# EXERCISE BRIEF:
Print out the entries below with no edits.

# EXTRACTED RECORDS:

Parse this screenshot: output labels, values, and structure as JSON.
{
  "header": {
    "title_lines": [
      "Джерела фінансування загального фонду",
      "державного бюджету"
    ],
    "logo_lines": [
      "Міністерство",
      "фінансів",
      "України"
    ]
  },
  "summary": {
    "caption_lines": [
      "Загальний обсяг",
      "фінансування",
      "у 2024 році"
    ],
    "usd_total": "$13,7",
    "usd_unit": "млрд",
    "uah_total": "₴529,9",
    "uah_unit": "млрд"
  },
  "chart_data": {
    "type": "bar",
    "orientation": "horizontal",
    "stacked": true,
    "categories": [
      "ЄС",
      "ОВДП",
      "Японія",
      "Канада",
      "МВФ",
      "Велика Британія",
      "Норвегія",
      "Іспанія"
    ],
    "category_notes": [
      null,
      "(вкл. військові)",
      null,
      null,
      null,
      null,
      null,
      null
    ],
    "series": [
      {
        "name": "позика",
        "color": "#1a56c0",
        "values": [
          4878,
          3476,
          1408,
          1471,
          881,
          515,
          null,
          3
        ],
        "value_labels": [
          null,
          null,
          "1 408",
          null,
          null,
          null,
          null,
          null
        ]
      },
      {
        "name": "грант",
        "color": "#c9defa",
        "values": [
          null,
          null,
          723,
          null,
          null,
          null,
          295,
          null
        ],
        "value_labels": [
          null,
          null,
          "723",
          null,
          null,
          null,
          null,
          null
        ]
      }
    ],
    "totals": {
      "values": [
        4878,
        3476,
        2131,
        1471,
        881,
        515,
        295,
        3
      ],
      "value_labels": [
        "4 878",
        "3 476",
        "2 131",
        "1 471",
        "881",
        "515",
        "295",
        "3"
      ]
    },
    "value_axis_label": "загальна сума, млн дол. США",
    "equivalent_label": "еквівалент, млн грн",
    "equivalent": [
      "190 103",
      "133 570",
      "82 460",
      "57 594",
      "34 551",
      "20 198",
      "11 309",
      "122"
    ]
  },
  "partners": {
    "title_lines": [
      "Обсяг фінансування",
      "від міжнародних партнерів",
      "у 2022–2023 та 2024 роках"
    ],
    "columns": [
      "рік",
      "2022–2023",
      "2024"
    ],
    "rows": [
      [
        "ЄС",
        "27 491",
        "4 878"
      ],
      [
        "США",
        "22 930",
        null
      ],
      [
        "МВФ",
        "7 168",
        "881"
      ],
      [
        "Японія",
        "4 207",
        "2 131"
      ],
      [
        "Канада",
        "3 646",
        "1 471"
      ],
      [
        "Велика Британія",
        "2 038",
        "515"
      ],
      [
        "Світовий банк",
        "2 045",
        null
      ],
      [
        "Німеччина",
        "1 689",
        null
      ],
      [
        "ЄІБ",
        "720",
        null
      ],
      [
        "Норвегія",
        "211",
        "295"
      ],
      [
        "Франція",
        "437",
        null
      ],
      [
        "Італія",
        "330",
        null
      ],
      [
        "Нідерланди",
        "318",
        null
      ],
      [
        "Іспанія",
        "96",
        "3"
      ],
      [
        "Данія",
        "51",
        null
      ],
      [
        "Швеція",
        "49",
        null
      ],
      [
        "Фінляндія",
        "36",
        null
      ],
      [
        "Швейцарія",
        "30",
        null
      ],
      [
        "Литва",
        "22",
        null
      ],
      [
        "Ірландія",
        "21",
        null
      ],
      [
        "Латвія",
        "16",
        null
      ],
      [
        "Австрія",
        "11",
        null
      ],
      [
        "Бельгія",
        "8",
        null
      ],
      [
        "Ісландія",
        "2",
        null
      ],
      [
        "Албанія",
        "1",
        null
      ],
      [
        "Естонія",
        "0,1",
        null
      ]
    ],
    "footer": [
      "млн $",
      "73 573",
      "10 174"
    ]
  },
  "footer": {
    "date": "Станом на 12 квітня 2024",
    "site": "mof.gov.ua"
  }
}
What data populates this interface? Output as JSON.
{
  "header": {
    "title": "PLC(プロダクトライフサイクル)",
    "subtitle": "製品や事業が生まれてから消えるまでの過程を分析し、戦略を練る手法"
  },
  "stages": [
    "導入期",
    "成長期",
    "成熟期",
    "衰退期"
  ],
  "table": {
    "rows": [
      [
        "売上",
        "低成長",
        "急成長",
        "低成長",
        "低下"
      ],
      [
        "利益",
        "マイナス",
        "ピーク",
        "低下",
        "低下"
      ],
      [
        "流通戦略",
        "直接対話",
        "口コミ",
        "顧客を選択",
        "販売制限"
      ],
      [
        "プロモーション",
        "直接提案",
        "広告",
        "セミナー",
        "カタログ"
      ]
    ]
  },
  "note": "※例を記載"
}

# COMPLETE ANSWER:
Parse this screenshot: output labels, values, and structure as JSON.
{
  "header": {
    "title_lines": [
      "Джерела фінансування загального фонду",
      "державного бюджету"
    ],
    "logo_lines": [
      "Міністерство",
      "фінансів",
      "України"
    ]
  },
  "summary": {
    "caption_lines": [
      "Загальний обсяг",
      "фінансування",
      "у 2024 році"
    ],
    "usd_total": "$13,7",
    "usd_unit": "млрд",
    "uah_total": "₴529,9",
    "uah_unit": "млрд"
  },
  "chart_data": {
    "type": "bar",
    "orientation": "horizontal",
    "stacked": true,
    "categories": [
      "ЄС",
      "ОВДП",
      "Японія",
      "Канада",
      "МВФ",
      "Велика Британія",
      "Норвегія",
      "Іспанія"
    ],
    "category_notes": [
      null,
      "(вкл. військові)",
      null,
      null,
      null,
      null,
      null,
      null
    ],
    "series": [
      {
        "name": "позика",
        "color": "#1a56c0",
        "values": [
          4878,
          3476,
          1408,
          1471,
          881,
          515,
          null,
          3
        ],
        "value_labels": [
          null,
          null,
          "1 408",
          null,
          null,
          null,
          null,
          null
        ]
      },
      {
        "name": "грант",
        "color": "#c9defa",
        "values": [
          null,
          null,
          723,
          null,
          null,
          null,
          295,
          null
        ],
        "value_labels": [
          null,
          null,
          "723",
          null,
          null,
          null,
          null,
          null
        ]
      }
    ],
    "totals": {
      "values": [
        4878,
        3476,
        2131,
        1471,
        881,
        515,
        295,
        3
      ],
      "value_labels": [
        "4 878",
        "3 476",
        "2 131",
        "1 471",
        "881",
        "515",
        "295",
        "3"
      ]
    },
    "value_axis_label": "загальна сума, млн дол. США",
    "equivalent_label": "еквівалент, млн грн",
    "equivalent": [
      "190 103",
      "133 570",
      "82 460",
      "57 594",
      "34 551",
      "20 198",
      "11 309",
      "122"
    ]
  },
  "partners": {
    "title_lines": [
      "Обсяг фінансування",
      "від міжнародних партнерів",
      "у 2022–2023 та 2024 роках"
    ],
    "columns": [
      "рік",
      "2022–2023",
      "2024"
    ],
    "rows": [
      [
        "ЄС",
        "27 491",
        "4 878"
      ],
      [
        "США",
        "22 930",
        null
      ],
      [
        "МВФ",
        "7 168",
        "881"
      ],
      [
        "Японія",
        "4 207",
        "2 131"
      ],
      [
        "Канада",
        "3 646",
        "1 471"
      ],
      [
        "Велика Британія",
        "2 038",
        "515"
      ],
      [
        "Світовий банк",
        "2 045",
        null
      ],
      [
        "Німеччина",
        "1 689",
        null
      ],
      [
        "ЄІБ",
        "720",
        null
      ],
      [
        "Норвегія",
        "211",
        "295"
      ],
      [
        "Франція",
        "437",
        null
      ],
      [
        "Італія",
        "330",
        null
      ],
      [
        "Нідерланди",
        "318",
        null
      ],
      [
        "Іспанія",
        "96",
        "3"
      ],
      [
        "Данія",
        "51",
        null
      ],
      [
        "Швеція",
        "49",
        null
      ],
      [
        "Фінляндія",
        "36",
        null
      ],
      [
        "Швейцарія",
        "30",
        null
      ],
      [
        "Литва",
        "22",
        null
      ],
      [
        "Ірландія",
        "21",
        null
      ],
      [
        "Латвія",
        "16",
        null
      ],
      [
        "Австрія",
        "11",
        null
      ],
      [
        "Бельгія",
        "8",
        null
      ],
      [
        "Ісландія",
        "2",
        null
      ],
      [
        "Албанія",
        "1",
        null
      ],
      [
        "Естонія",
        "0,1",
        null
      ]
    ],
    "footer": [
      "млн $",
      "73 573",
      "10 174"
    ]
  },
  "footer": {
    "date": "Станом на 12 квітня 2024",
    "site": "mof.gov.ua"
  }
}
What data populates this interface? Output as JSON.
{
  "header": {
    "title": "PLC(プロダクトライフサイクル)",
    "subtitle": "製品や事業が生まれてから消えるまでの過程を分析し、戦略を練る手法"
  },
  "stages": [
    "導入期",
    "成長期",
    "成熟期",
    "衰退期"
  ],
  "table": {
    "rows": [
      [
        "売上",
        "低成長",
        "急成長",
        "低成長",
        "低下"
      ],
      [
        "利益",
        "マイナス",
        "ピーク",
        "低下",
        "低下"
      ],
      [
        "流通戦略",
        "直接対話",
        "口コミ",
        "顧客を選択",
        "販売制限"
      ],
      [
        "プロモーション",
        "直接提案",
        "広告",
        "セミナー",
        "カタログ"
      ]
    ]
  },
  "note": "※例を記載"
}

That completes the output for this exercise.